Extract the full set of records, then give each one again exactly.

### Data items
______

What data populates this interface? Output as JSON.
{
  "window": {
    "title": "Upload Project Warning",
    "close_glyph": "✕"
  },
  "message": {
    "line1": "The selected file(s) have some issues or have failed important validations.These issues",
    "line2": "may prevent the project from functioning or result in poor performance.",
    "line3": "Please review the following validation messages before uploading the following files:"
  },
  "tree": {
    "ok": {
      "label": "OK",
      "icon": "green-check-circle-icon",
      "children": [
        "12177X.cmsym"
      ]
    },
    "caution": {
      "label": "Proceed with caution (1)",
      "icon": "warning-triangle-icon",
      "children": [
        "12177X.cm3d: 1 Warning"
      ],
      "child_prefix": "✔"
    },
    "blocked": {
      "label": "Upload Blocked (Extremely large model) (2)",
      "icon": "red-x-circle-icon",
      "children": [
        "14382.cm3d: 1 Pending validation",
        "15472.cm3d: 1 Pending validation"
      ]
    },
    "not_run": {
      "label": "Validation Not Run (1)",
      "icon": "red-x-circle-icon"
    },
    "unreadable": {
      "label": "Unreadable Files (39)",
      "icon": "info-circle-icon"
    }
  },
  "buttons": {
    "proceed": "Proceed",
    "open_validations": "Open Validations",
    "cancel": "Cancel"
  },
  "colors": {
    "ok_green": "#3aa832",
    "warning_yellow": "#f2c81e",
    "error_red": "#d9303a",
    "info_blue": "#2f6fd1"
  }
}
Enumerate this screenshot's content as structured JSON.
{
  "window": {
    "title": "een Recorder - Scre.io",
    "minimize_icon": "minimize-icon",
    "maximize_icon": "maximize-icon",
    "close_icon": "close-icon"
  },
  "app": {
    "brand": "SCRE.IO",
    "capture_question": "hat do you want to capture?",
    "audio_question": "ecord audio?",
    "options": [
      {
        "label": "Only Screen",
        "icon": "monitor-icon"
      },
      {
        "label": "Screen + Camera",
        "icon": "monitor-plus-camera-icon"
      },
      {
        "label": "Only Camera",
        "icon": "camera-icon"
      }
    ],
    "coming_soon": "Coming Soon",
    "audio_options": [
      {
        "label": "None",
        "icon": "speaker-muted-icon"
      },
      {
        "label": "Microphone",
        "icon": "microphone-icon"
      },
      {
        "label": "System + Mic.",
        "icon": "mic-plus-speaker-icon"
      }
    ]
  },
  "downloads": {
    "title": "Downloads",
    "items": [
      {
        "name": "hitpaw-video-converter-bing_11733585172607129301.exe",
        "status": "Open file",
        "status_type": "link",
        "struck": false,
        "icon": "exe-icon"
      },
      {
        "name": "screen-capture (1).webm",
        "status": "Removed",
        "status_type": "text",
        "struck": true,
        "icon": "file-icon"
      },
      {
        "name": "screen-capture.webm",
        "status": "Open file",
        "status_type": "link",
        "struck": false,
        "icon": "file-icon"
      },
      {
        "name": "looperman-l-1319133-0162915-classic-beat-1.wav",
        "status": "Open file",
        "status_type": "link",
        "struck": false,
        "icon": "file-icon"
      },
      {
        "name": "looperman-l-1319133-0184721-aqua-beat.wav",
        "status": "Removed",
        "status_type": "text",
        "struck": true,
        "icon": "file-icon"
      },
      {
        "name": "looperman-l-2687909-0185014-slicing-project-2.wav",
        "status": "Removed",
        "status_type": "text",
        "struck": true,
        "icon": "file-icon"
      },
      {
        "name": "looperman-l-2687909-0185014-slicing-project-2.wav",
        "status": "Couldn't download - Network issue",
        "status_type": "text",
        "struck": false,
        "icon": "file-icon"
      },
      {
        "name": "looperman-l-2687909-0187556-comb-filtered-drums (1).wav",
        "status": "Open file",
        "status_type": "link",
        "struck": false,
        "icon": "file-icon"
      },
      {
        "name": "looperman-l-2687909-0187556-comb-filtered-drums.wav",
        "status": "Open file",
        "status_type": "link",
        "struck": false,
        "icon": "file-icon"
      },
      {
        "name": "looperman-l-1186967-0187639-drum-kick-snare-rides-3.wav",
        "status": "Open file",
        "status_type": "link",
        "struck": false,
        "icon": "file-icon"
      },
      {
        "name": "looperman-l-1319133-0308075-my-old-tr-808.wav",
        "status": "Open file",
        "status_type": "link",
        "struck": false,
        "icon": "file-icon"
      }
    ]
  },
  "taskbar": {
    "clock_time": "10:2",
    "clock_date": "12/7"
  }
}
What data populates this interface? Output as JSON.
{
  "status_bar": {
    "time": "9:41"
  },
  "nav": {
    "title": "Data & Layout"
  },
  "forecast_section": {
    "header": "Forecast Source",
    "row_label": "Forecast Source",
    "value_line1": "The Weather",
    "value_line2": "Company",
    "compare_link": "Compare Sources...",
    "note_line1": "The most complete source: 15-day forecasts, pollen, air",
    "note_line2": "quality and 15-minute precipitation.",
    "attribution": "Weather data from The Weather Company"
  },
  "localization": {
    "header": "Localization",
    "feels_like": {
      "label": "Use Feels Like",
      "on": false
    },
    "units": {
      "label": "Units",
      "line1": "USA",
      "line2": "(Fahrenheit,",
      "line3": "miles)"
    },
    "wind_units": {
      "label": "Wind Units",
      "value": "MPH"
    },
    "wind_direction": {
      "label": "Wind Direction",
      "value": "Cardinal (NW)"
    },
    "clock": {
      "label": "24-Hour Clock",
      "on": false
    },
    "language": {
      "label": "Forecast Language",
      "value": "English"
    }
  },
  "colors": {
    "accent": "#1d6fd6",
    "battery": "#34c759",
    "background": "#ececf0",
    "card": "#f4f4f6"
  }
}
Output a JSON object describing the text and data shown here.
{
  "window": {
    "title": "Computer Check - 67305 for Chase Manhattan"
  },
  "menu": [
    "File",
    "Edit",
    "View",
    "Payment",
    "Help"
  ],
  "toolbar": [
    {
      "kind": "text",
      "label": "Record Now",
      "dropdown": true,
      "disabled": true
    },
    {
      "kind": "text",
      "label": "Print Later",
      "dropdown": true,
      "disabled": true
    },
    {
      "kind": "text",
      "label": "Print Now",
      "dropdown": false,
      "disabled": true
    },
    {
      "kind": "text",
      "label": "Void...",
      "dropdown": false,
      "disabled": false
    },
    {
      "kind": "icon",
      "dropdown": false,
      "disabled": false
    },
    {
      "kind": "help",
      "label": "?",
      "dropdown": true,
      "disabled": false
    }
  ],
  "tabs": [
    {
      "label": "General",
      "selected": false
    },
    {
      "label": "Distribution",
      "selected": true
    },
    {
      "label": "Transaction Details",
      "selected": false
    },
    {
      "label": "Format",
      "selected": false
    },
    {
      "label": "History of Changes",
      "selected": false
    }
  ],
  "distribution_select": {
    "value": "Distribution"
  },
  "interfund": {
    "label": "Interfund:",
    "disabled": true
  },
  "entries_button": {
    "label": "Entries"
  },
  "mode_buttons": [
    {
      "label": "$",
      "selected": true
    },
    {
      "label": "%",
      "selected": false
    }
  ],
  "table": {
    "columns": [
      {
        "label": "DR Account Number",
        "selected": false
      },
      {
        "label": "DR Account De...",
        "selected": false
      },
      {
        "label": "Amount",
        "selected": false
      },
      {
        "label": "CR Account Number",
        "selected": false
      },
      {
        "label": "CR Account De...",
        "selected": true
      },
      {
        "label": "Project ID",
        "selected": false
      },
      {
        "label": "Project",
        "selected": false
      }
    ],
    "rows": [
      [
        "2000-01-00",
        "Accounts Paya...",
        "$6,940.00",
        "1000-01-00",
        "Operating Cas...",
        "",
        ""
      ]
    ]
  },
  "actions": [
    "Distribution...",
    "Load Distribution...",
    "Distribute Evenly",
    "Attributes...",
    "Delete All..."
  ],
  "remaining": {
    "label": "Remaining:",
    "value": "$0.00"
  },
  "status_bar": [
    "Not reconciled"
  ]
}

______

### Correct answer
What data populates this interface? Output as JSON.
{
  "window": {
    "title": "Upload Project Warning",
    "close_glyph": "✕"
  },
  "message": {
    "line1": "The selected file(s) have some issues or have failed important validations.These issues",
    "line2": "may prevent the project from functioning or result in poor performance.",
    "line3": "Please review the following validation messages before uploading the following files:"
  },
  "tree": {
    "ok": {
      "label": "OK",
      "icon": "green-check-circle-icon",
      "children": [
        "12177X.cmsym"
      ]
    },
    "caution": {
      "label": "Proceed with caution (1)",
      "icon": "warning-triangle-icon",
      "children": [
        "12177X.cm3d: 1 Warning"
      ],
      "child_prefix": "✔"
    },
    "blocked": {
      "label": "Upload Blocked (Extremely large model) (2)",
      "icon": "red-x-circle-icon",
      "children": [
        "14382.cm3d: 1 Pending validation",
        "15472.cm3d: 1 Pending validation"
      ]
    },
    "not_run": {
      "label": "Validation Not Run (1)",
      "icon": "red-x-circle-icon"
    },
    "unreadable": {
      "label": "Unreadable Files (39)",
      "icon": "info-circle-icon"
    }
  },
  "buttons": {
    "proceed": "Proceed",
    "open_validations": "Open Validations",
    "cancel": "Cancel"
  },
  "colors": {
    "ok_green": "#3aa832",
    "warning_yellow": "#f2c81e",
    "error_red": "#d9303a",
    "info_blue": "#2f6fd1"
  }
}
Enumerate this screenshot's content as structured JSON.
{
  "window": {
    "title": "een Recorder - Scre.io",
    "minimize_icon": "minimize-icon",
    "maximize_icon": "maximize-icon",
    "close_icon": "close-icon"
  },
  "app": {
    "brand": "SCRE.IO",
    "capture_question": "hat do you want to capture?",
    "audio_question": "ecord audio?",
    "options": [
      {
        "label": "Only Screen",
        "icon": "monitor-icon"
      },
      {
        "label": "Screen + Camera",
        "icon": "monitor-plus-camera-icon"
      },
      {
        "label": "Only Camera",
        "icon": "camera-icon"
      }
    ],
    "coming_soon": "Coming Soon",
    "audio_options": [
      {
        "label": "None",
        "icon": "speaker-muted-icon"
      },
      {
        "label": "Microphone",
        "icon": "microphone-icon"
      },
      {
        "label": "System + Mic.",
        "icon": "mic-plus-speaker-icon"
      }
    ]
  },
  "downloads": {
    "title": "Downloads",
    "items": [
      {
        "name": "hitpaw-video-converter-bing_11733585172607129301.exe",
        "status": "Open file",
        "status_type": "link",
        "struck": false,
        "icon": "exe-icon"
      },
      {
        "name": "screen-capture (1).webm",
        "status": "Removed",
        "status_type": "text",
        "struck": true,
        "icon": "file-icon"
      },
      {
        "name": "screen-capture.webm",
        "status": "Open file",
        "status_type": "link",
        "struck": false,
        "icon": "file-icon"
      },
      {
        "name": "looperman-l-1319133-0162915-classic-beat-1.wav",
        "status": "Open file",
        "status_type": "link",
        "struck": false,
        "icon": "file-icon"
      },
      {
        "name": "looperman-l-1319133-0184721-aqua-beat.wav",
        "status": "Removed",
        "status_type": "text",
        "struck": true,
        "icon": "file-icon"
      },
      {
        "name": "looperman-l-2687909-0185014-slicing-project-2.wav",
        "status": "Removed",
        "status_type": "text",
        "struck": true,
        "icon": "file-icon"
      },
      {
        "name": "looperman-l-2687909-0185014-slicing-project-2.wav",
        "status": "Couldn't download - Network issue",
        "status_type": "text",
        "struck": false,
        "icon": "file-icon"
      },
      {
        "name": "looperman-l-2687909-0187556-comb-filtered-drums (1).wav",
        "status": "Open file",
        "status_type": "link",
        "struck": false,
        "icon": "file-icon"
      },
      {
        "name": "looperman-l-2687909-0187556-comb-filtered-drums.wav",
        "status": "Open file",
        "status_type": "link",
        "struck": false,
        "icon": "file-icon"
      },
      {
        "name": "looperman-l-1186967-0187639-drum-kick-snare-rides-3.wav",
        "status": "Open file",
        "status_type": "link",
        "struck": false,
        "icon": "file-icon"
      },
      {
        "name": "looperman-l-1319133-0308075-my-old-tr-808.wav",
        "status": "Open file",
        "status_type": "link",
        "struck": false,
        "icon": "file-icon"
      }
    ]
  },
  "taskbar": {
    "clock_time": "10:2",
    "clock_date": "12/7"
  }
}
What data populates this interface? Output as JSON.
{
  "status_bar": {
    "time": "9:41"
  },
  "nav": {
    "title": "Data & Layout"
  },
  "forecast_section": {
    "header": "Forecast Source",
    "row_label": "Forecast Source",
    "value_line1": "The Weather",
    "value_line2": "Company",
    "compare_link": "Compare Sources...",
    "note_line1": "The most complete source: 15-day forecasts, pollen, air",
    "note_line2": "quality and 15-minute precipitation.",
    "attribution": "Weather data from The Weather Company"
  },
  "localization": {
    "header": "Localization",
    "feels_like": {
      "label": "Use Feels Like",
      "on": false
    },
    "units": {
      "label": "Units",
      "line1": "USA",
      "line2": "(Fahrenheit,",
      "line3": "miles)"
    },
    "wind_units": {
      "label": "Wind Units",
      "value": "MPH"
    },
    "wind_direction": {
      "label": "Wind Direction",
      "value": "Cardinal (NW)"
    },
    "clock": {
      "label": "24-Hour Clock",
      "on": false
    },
    "language": {
      "label": "Forecast Language",
      "value": "English"
    }
  },
  "colors": {
    "accent": "#1d6fd6",
    "battery": "#34c759",
    "background": "#ececf0",
    "card": "#f4f4f6"
  }
}
Output a JSON object describing the text and data shown here.
{
  "window": {
    "title": "Computer Check - 67305 for Chase Manhattan"
  },
  "menu": [
    "File",
    "Edit",
    "View",
    "Payment",
    "Help"
  ],
  "toolbar": [
    {
      "kind": "text",
      "label": "Record Now",
      "dropdown": true,
      "disabled": true
    },
    {
      "kind": "text",
      "label": "Print Later",
      "dropdown": true,
      "disabled": true
    },
    {
      "kind": "text",
      "label": "Print Now",
      "dropdown": false,
      "disabled": true
    },
    {
      "kind": "text",
      "label": "Void...",
      "dropdown": false,
      "disabled": false
    },
    {
      "kind": "icon",
      "dropdown": false,
      "disabled": false
    },
    {
      "kind": "help",
      "label": "?",
      "dropdown": true,
      "disabled": false
    }
  ],
  "tabs": [
    {
      "label": "General",
      "selected": false
    },
    {
      "label": "Distribution",
      "selected": true
    },
    {
      "label": "Transaction Details",
      "selected": false
    },
    {
      "label": "Format",
      "selected": false
    },
    {
      "label": "History of Changes",
      "selected": false
    }
  ],
  "distribution_select": {
    "value": "Distribution"
  },
  "interfund": {
    "label": "Interfund:",
    "disabled": true
  },
  "entries_button": {
    "label": "Entries"
  },
  "mode_buttons": [
    {
      "label": "$",
      "selected": true
    },
    {
      "label": "%",
      "selected": false
    }
  ],
  "table": {
    "columns": [
      {
        "label": "DR Account Number",
        "selected": false
      },
      {
        "label": "DR Account De...",
        "selected": false
      },
      {
        "label": "Amount",
        "selected": false
      },
      {
        "label": "CR Account Number",
        "selected": false
      },
      {
        "label": "CR Account De...",
        "selected": true
      },
      {
        "label": "Project ID",
        "selected": false
      },
      {
        "label": "Project",
        "selected": false
      }
    ],
    "rows": [
      [
        "2000-01-00",
        "Accounts Paya...",
        "$6,940.00",
        "1000-01-00",
        "Operating Cas...",
        "",
        ""
      ]
    ]
  },
  "actions": [
    "Distribution...",
    "Load Distribution...",
    "Distribute Evenly",
    "Attributes...",
    "Delete All..."
  ],
  "remaining": {
    "label": "Remaining:",
    "value": "$0.00"
  },
  "status_bar": [
    "Not reconciled"
  ]
}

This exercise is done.